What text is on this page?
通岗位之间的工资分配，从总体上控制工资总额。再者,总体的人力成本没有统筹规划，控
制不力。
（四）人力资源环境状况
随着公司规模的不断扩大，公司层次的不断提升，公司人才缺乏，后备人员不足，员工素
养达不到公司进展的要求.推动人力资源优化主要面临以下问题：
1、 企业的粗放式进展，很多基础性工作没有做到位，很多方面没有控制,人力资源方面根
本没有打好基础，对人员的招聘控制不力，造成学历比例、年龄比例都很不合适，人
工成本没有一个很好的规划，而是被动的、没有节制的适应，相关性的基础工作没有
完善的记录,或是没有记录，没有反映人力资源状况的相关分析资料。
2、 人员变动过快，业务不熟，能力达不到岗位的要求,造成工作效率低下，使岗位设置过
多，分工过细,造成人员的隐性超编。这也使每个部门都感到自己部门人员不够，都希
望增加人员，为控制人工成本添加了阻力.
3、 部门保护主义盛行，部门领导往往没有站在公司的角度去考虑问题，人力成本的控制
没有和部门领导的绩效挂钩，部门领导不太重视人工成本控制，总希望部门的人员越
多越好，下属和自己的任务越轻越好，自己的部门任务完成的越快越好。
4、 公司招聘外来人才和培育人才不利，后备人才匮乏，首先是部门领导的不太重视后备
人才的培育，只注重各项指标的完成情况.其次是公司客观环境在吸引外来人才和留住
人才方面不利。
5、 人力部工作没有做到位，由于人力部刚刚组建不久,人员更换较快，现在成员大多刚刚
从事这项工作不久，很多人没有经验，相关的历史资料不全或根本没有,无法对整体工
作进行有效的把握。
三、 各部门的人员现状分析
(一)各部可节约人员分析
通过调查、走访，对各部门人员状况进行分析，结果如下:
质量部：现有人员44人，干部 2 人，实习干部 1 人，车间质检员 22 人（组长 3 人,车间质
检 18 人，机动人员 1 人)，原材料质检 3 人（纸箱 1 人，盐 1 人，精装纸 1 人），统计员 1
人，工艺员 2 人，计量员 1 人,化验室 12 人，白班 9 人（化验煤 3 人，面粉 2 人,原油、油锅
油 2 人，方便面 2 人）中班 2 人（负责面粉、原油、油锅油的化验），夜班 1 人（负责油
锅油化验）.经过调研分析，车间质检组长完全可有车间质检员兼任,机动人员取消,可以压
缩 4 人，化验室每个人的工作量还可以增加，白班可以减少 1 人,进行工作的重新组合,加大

» **Your task**
Please give back all of the records exactly as written.

» **The result**
What text is on this page?
通岗位之间的工资分配，从总体上控制工资总额。再者,总体的人力成本没有统筹规划，控
制不力。
（四）人力资源环境状况
随着公司规模的不断扩大，公司层次的不断提升，公司人才缺乏，后备人员不足，员工素
养达不到公司进展的要求.推动人力资源优化主要面临以下问题：
1、 企业的粗放式进展，很多基础性工作没有做到位，很多方面没有控制,人力资源方面根
本没有打好基础，对人员的招聘控制不力，造成学历比例、年龄比例都很不合适，人
工成本没有一个很好的规划，而是被动的、没有节制的适应，相关性的基础工作没有
完善的记录,或是没有记录，没有反映人力资源状况的相关分析资料。
2、 人员变动过快，业务不熟，能力达不到岗位的要求,造成工作效率低下，使岗位设置过
多，分工过细,造成人员的隐性超编。这也使每个部门都感到自己部门人员不够，都希
望增加人员，为控制人工成本添加了阻力.
3、 部门保护主义盛行，部门领导往往没有站在公司的角度去考虑问题，人力成本的控制
没有和部门领导的绩效挂钩，部门领导不太重视人工成本控制，总希望部门的人员越
多越好，下属和自己的任务越轻越好，自己的部门任务完成的越快越好。
4、 公司招聘外来人才和培育人才不利，后备人才匮乏，首先是部门领导的不太重视后备
人才的培育，只注重各项指标的完成情况.其次是公司客观环境在吸引外来人才和留住
人才方面不利。
5、 人力部工作没有做到位，由于人力部刚刚组建不久,人员更换较快，现在成员大多刚刚
从事这项工作不久，很多人没有经验，相关的历史资料不全或根本没有,无法对整体工
作进行有效的把握。
三、 各部门的人员现状分析
(一)各部可节约人员分析
通过调查、走访，对各部门人员状况进行分析，结果如下:
质量部：现有人员44人，干部 2 人，实习干部 1 人，车间质检员 22 人（组长 3 人,车间质
检 18 人，机动人员 1 人)，原材料质检 3 人（纸箱 1 人，盐 1 人，精装纸 1 人），统计员 1
人，工艺员 2 人，计量员 1 人,化验室 12 人，白班 9 人（化验煤 3 人，面粉 2 人,原油、油锅
油 2 人，方便面 2 人）中班 2 人（负责面粉、原油、油锅油的化验），夜班 1 人（负责油
锅油化验）.经过调研分析，车间质检组长完全可有车间质检员兼任,机动人员取消,可以压
缩 4 人，化验室每个人的工作量还可以增加，白班可以减少 1 人,进行工作的重新组合,加大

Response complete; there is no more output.